Given task: Using the passage on the world below, decide whether each statement agrees with it, answering yes or no and quoting the words that settle it. 1. The mind is named as something by which one perceives and conceives the world. 2. Forms are said not to disintegrate. 3. Contact at the eye is said to disintegrate.

Excerpt provided:
——————————
That in the world by which one is a perceiver of the world, a conceiver of the world—this is called the world in the Noble One’s Discipline. And what, friends, is that in the world by which one is a perceiver of the world, a conceiver of the world? The eye is that in the world by which one is a perceiver of the world, a conceiver of the world . The ear … The nose … The tongue … The body … The mind is that in the world by which one is a perceiver of the world, a conceiver of the world. That in the world by which one is a perceiver of the world, a conceiver of the world—this is called the world in the Noble One’s Discipline.

"Insofar as it disintegrates, monk, it is called the 'world.' Now what disintegrates? The eye disintegrates. Forms disintegrate. Consciousness at the eye disintegrates. Contact at the eye disintegrates. And whatever there is that arises in dependence on contact at the eye — experienced as pleasure, pain or neither-pleasure-nor-pain — that too disintegrates.
——————————
Records from a data source
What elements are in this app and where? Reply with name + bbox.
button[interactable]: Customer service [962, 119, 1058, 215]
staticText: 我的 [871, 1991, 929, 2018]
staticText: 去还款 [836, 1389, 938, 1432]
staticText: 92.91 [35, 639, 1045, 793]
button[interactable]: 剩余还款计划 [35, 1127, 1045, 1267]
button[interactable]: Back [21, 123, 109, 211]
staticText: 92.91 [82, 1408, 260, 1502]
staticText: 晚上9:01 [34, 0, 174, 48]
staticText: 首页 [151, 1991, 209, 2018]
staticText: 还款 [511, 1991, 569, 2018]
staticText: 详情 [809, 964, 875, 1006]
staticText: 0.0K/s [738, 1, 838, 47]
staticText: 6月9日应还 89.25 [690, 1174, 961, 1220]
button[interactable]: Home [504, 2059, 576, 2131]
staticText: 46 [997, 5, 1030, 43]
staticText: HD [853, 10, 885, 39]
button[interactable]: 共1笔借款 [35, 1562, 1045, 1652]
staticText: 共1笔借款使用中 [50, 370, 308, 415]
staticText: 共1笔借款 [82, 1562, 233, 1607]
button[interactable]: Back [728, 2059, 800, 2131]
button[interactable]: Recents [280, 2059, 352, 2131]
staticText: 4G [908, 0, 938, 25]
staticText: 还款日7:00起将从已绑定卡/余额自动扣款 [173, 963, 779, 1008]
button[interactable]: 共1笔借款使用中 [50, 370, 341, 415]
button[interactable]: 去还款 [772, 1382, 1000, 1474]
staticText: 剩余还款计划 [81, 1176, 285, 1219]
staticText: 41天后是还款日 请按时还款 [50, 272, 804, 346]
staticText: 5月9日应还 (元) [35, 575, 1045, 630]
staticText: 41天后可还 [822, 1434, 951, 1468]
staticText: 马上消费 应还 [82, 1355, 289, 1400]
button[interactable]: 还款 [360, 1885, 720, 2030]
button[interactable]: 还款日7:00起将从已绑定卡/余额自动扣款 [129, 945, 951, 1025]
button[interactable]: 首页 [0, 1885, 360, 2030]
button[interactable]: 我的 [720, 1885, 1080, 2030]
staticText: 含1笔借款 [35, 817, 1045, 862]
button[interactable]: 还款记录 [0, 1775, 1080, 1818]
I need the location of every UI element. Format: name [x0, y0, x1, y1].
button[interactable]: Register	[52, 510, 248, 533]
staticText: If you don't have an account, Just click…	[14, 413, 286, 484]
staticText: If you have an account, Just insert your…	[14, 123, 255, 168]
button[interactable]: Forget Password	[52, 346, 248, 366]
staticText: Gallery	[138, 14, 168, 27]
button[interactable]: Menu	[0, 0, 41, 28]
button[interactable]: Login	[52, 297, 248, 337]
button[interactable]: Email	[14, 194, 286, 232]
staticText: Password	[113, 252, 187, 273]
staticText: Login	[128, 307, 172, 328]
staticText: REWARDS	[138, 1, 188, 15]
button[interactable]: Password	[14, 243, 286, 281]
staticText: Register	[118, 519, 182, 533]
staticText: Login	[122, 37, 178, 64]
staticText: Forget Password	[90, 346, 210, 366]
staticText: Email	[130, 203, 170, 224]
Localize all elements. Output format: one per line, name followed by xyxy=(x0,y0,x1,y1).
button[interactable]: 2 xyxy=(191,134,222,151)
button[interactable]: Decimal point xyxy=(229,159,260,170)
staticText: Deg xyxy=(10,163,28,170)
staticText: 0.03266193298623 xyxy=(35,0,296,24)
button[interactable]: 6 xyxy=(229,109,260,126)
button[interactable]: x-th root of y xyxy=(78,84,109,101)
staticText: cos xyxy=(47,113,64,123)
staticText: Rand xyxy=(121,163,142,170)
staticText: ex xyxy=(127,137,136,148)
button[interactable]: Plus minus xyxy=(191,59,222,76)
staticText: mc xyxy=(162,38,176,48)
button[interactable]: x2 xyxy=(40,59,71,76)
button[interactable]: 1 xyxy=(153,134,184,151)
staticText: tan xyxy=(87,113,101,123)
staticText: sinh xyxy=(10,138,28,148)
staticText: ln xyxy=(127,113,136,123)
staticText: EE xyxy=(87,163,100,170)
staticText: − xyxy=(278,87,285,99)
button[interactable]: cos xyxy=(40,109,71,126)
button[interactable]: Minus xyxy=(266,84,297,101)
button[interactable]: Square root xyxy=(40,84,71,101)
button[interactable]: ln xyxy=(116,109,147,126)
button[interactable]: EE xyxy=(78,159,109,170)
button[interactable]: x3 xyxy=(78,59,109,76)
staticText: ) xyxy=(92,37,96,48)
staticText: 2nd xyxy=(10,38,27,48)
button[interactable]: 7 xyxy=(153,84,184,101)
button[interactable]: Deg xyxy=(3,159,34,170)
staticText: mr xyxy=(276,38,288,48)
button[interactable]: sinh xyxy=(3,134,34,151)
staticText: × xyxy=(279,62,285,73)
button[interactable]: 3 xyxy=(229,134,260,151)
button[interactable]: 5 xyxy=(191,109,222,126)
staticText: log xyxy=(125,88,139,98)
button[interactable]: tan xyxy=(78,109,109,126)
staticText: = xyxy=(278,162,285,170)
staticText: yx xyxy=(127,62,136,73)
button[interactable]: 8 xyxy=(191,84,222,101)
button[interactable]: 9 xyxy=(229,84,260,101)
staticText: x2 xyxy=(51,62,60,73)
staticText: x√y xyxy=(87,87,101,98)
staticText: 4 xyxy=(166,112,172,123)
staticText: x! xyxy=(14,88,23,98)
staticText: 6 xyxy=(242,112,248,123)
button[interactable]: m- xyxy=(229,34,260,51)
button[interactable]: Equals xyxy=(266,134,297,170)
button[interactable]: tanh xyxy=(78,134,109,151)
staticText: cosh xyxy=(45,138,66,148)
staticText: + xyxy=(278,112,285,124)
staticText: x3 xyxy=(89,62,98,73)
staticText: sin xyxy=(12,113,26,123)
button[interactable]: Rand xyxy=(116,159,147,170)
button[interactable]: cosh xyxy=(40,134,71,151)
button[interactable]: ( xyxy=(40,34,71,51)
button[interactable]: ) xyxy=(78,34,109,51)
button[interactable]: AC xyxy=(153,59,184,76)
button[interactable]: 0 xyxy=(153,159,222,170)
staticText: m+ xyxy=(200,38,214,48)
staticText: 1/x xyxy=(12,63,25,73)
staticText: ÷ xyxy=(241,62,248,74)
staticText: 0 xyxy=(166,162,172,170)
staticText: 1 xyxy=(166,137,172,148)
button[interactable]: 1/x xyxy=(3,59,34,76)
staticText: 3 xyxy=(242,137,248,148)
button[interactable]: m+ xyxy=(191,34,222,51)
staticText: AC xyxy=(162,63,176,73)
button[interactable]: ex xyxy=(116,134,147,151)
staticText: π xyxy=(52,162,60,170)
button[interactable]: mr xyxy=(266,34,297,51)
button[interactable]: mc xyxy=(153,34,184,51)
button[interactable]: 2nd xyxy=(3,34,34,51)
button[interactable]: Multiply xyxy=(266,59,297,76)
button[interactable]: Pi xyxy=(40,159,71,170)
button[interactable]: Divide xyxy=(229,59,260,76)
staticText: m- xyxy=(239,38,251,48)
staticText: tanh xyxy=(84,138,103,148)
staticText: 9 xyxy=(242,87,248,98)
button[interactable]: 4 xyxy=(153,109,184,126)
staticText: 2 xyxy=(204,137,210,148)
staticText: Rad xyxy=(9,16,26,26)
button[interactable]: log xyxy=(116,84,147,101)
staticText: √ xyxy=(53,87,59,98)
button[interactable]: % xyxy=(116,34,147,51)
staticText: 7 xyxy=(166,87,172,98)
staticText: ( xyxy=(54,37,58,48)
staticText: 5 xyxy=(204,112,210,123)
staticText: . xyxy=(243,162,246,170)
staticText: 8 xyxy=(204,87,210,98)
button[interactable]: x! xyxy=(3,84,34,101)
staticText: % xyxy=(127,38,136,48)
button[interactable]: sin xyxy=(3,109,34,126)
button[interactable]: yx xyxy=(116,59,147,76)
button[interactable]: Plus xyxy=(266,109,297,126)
——————————
Solution to this problem:
1. Yes: "The mind is that in the world by which one is a perceiver of the world, a conceiver of the world."
2. No: "Forms disintegrate."
3. Yes: "Contact at the eye disintegrates."